(Data entries)
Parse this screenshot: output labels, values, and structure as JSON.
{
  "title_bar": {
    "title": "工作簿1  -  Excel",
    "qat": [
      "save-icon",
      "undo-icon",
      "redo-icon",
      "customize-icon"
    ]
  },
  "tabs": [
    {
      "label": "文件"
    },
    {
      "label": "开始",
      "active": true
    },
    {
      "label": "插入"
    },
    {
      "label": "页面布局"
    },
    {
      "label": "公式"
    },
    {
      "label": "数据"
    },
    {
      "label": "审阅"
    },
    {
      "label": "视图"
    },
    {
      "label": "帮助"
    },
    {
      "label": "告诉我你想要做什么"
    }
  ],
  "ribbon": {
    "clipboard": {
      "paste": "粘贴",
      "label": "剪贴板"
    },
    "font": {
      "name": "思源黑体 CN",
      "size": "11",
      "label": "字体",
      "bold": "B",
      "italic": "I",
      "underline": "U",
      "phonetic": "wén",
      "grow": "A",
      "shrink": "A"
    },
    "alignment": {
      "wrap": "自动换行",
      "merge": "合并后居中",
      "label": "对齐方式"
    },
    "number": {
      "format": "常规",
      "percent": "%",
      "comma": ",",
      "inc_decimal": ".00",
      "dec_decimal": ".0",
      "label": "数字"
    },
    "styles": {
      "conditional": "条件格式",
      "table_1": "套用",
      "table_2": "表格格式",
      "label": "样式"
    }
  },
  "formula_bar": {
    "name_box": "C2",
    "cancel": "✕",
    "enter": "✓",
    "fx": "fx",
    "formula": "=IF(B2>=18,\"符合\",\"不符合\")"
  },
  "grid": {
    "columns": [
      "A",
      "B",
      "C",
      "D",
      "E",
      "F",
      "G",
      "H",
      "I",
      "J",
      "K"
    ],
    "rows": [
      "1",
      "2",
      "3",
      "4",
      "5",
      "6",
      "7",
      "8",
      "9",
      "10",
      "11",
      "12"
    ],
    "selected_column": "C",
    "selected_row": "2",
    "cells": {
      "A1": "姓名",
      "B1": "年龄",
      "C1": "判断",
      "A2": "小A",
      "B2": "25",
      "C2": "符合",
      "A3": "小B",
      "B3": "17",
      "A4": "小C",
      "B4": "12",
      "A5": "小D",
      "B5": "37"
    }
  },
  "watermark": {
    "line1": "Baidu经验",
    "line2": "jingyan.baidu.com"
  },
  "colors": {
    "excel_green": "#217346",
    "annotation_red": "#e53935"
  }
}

# Aim of the exercise
Return every line in the listing that contains the word "icon".

# Result of this exercise
      "save-icon",
      "undo-icon",
      "redo-icon",
      "customize-icon"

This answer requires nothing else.